■ Extract to read ■

= = = =

Against the backdrop of increasing globalization, Vietnam has signed dozens of FTAs, of which CPTPP and EVFTA are two new-generation FTAs of special significance. Unlike traditional FTAs, new-generation FTAs also require member states to fulfill non-commercial commitments. This article analyzes the similarities and differences between Vietnam’s law and the labor commitments under EVFTA and CPTPP and puts forth suggestions for the effective implementation of these commitments.
Ngo Huu Phuoc, LL.D, and Nguyen Thi Kim Cuc
International Law Department
Ho Chi Minh City University of Law
With its accession to the World Trade Organization (WTO) in 1997, Vietnam officially joined the biggest playing field of international trade. Since then, the country, either in the capacity as an independent entity or a member of the Association of Southeast Asian Nations (ASEAN), has signed and acceded to a raft of free trade agreements (FTAs), of which the Comprehensive and Progressive Agreement for Trans-Pacific Partnership (CPTPP) and the European Union-Vietnam Free Trade Agreement (EVFTA) are two new-generation FTAs of special significance.
One of the salient characteristics of new-generation FTAs that distinguish them from traditional ones is the acknowledgment of non-commercial commitments, e.g. environmental and labor commitments. As a member state to EVFTA and CPTPP, Vietnam is obliged to implement these commitments. Let’s examine the similarities and differences between Vietnam’s labor law and the labor commitments under these two agreements to see what the country should do to fulfill its commitments.
Labor commitments under EVFTA and CPTPP
Labor commitments are included in new-generation FTAs in order to secure and encourage the compliance with fundamental labor standards of the International Labor Organization (ILO), help improve working conditions, build the labor force and raise the quality of human resources.
Labor commitments in EVFTA are not incorporated in a separate chapter but constitute a part of Chapter 13 - Trade and Sustainable Development. Article 13.4.1 of the Agreement states: “The Parties [Vietnam and EU member states] recognize the importance of full and productive employment and decent work for all, in particular as a response to globalization. The Parties reaffirm their commitment to promote the development of their bilateral trade in a way that is conducive to full and productive employment and decent work for all, including for women and young people. In this context, the Parties shall consult and cooperate, as appropriate, on trade-related labor issues of mutual interest.” Vietnam, in the capacity of a member state, reaffirms its commitments to respect, promote and effectively implement the ILO’s internationally recognized regulations such as the ILO Declaration on Fundamental Principles and Rights at Work and its Follow-up 1998.
Unlike EVFTA, CPTPP devotes a whole chapter, Chapter 19, to providing labor-related issues. Noteworthily, the Agreement no longer encourages but obligates the member states to implement four labor commitments which are relatively similar to the four fundamental labor principles of the ILO. The Agreement further clarifies two among these four principles, saying that the Parties discourage and seek appropriate measures to prevent the importation of goods produced by forced labor or child labor.
In order to ensure the effective implementation of labor commitments, CPTPP devises a series of solutions, including “cooperation mechanism”. When applying the cooperation mechanism, the Parties should consider several factors, e.g., each Party’s priorities, level of development and available human resources; relevance of capacity and capacity-building activities; and indispensably, transparency and public participation, particularly the involvement of employees’ and employers’ representatives who play an important role in identifying potential areas for cooperation and undertaking cooperative activities. In addition to the cooperation mechanism, the Parties may consider other options such as cooperative labor dialogue, labor consultation, establishment of labor councils and contact points for settlement of labor-related issues.

= = = =

■ Data section ■

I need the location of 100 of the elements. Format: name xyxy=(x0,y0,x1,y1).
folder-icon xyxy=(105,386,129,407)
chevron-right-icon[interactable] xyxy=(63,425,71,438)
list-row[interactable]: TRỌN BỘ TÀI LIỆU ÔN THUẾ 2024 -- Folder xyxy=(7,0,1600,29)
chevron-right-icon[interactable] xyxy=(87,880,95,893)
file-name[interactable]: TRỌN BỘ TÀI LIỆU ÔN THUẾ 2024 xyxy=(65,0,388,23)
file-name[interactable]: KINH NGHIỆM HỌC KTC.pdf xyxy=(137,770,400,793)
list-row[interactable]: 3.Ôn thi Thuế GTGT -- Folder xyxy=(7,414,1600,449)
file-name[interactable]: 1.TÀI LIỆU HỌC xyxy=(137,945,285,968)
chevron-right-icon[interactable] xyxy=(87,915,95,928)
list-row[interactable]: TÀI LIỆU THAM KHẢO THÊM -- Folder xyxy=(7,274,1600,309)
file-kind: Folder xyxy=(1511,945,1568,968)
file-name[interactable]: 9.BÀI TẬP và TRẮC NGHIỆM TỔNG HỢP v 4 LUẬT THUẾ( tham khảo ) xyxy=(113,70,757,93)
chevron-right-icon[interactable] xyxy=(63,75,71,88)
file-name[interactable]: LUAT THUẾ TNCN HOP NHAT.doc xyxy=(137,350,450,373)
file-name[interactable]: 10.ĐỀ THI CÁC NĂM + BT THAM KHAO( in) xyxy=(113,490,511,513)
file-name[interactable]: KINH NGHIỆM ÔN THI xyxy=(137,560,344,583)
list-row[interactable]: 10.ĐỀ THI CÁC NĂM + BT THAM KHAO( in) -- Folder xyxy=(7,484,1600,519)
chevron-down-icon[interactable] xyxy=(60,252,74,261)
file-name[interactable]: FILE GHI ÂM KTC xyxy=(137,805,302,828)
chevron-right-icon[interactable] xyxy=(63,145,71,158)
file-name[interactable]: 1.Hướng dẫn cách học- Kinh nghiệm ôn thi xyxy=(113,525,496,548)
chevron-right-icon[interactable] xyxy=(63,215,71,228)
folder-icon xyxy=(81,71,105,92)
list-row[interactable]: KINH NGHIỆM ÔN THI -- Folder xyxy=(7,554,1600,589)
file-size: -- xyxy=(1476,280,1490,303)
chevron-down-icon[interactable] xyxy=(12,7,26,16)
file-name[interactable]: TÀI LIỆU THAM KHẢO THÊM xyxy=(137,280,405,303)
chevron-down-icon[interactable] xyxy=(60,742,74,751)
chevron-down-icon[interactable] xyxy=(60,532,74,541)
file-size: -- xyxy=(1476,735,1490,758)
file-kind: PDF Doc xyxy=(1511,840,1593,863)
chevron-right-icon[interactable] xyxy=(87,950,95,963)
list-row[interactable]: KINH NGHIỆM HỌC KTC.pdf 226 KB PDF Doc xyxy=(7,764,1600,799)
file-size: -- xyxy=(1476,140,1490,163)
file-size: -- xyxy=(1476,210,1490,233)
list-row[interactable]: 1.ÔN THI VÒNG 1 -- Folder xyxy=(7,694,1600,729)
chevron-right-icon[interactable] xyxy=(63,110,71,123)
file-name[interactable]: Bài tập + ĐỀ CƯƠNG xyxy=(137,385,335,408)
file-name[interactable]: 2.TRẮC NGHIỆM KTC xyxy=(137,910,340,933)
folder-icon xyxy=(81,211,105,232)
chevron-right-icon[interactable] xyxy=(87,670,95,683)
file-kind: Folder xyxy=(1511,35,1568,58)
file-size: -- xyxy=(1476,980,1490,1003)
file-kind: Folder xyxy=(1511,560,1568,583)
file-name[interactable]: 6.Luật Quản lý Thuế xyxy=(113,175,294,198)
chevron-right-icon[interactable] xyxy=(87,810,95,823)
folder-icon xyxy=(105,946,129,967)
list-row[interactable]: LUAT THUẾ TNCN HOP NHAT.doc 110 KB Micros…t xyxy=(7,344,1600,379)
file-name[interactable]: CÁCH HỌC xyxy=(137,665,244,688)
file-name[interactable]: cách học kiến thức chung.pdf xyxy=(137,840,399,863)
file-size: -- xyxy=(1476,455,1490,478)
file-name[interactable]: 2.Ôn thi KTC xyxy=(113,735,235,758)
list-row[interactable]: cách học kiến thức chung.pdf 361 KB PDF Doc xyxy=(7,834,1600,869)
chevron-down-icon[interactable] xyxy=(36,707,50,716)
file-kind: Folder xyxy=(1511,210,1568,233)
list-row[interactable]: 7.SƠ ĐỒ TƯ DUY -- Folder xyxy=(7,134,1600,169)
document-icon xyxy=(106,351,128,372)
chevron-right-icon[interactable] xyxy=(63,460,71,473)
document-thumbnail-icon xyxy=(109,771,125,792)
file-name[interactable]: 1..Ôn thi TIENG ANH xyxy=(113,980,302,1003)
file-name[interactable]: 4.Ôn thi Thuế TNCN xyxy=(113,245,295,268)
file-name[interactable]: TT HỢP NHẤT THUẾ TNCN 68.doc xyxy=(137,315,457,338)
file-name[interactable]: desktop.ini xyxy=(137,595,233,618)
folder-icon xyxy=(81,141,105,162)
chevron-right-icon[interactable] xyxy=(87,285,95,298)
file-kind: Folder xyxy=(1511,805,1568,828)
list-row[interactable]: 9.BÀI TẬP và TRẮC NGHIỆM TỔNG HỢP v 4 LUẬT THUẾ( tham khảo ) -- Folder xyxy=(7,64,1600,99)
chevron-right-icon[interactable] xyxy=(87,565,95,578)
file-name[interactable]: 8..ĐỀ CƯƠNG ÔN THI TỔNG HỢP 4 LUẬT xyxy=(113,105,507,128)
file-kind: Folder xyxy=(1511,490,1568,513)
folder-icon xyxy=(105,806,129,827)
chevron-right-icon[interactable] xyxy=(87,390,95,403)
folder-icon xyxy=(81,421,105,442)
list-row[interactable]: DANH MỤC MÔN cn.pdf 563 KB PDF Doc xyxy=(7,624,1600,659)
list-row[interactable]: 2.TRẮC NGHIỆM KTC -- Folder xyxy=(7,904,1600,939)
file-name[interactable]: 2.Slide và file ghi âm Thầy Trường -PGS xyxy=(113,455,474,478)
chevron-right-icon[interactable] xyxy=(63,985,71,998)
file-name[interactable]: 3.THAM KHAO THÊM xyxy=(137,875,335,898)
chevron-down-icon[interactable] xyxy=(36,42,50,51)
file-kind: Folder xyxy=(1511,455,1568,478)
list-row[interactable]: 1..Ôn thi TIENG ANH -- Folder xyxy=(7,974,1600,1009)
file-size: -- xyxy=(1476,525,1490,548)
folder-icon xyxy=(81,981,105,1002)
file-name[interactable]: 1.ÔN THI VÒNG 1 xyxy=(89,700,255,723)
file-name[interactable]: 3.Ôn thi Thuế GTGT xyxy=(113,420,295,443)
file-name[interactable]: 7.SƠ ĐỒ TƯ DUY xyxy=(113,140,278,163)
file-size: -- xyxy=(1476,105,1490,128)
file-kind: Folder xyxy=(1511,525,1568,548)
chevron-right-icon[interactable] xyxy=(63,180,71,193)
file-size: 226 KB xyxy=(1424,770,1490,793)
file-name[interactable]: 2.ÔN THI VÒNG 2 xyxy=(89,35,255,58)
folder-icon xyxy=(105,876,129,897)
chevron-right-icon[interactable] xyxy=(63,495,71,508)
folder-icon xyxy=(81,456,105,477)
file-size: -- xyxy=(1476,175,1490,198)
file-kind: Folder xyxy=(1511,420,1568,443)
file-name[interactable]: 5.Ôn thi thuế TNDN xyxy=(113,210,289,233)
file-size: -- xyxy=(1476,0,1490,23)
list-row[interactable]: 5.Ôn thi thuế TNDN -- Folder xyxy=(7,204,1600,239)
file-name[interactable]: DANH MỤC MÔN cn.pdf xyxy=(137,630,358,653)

= = = =

■ Exercise set ■
[a] In the article on labor commitments under EVFTA and CPTPP, which chapter of CPTPP deals with labor issues?
[b] From the article on labor commitments under EVFTA and CPTPP, copy word for word the passage from "Unlike EVFTA, CPTPP" up to and including "or child labor.".
[c] Write what comes next in the article on Vietnam's labor commitments under EVFTA and CPTPP, picking up after its last paragraph.

■ Solved tasks ■
[a] Chapter 19

[b]
Unlike EVFTA, CPTPP devotes a whole chapter, Chapter 19, to providing labor-related issues. Noteworthily, the Agreement no longer encourages but obligates the member states to implement four labor commitments which are relatively similar to the four fundamental labor principles of the ILO. The Agreement further clarifies two among these four principles, saying that the Parties discourage and seek appropriate measures to prevent the importation of goods produced by forced labor or child labor.

[c]
It is worthy to note that under CPTPP, labor-related issues are subject to the application of the compulsory mechanism for settlement of disputes among state members. In other words, the obligations to fulfill labor commitments under CPTPP are bound to all state members and therefore labor-related disputes might result in trade sanctions and retaliation.
Vietnam’s labor law vs. labor commitments under EVFTA and CPTPP
Core labor standards and commitments under EVFTA and CPTPP are quite similar as they both refer to the four rights stated in the ILO Declaration on Fundamental Principles and Rights at Work and its Follow-up 1998 and widely known as the fundamental labor principles. These principles encompass (i) freedom of association and the effective recognition of the right to collective bargaining; (ii) the elimination of all forms of forced or compulsory labor; (iii) the abolition of child labor; and (iv) the elimination of discrimination with respect to employment and occupation. The question here is how these principles are demonstrated in Vietnam’s law?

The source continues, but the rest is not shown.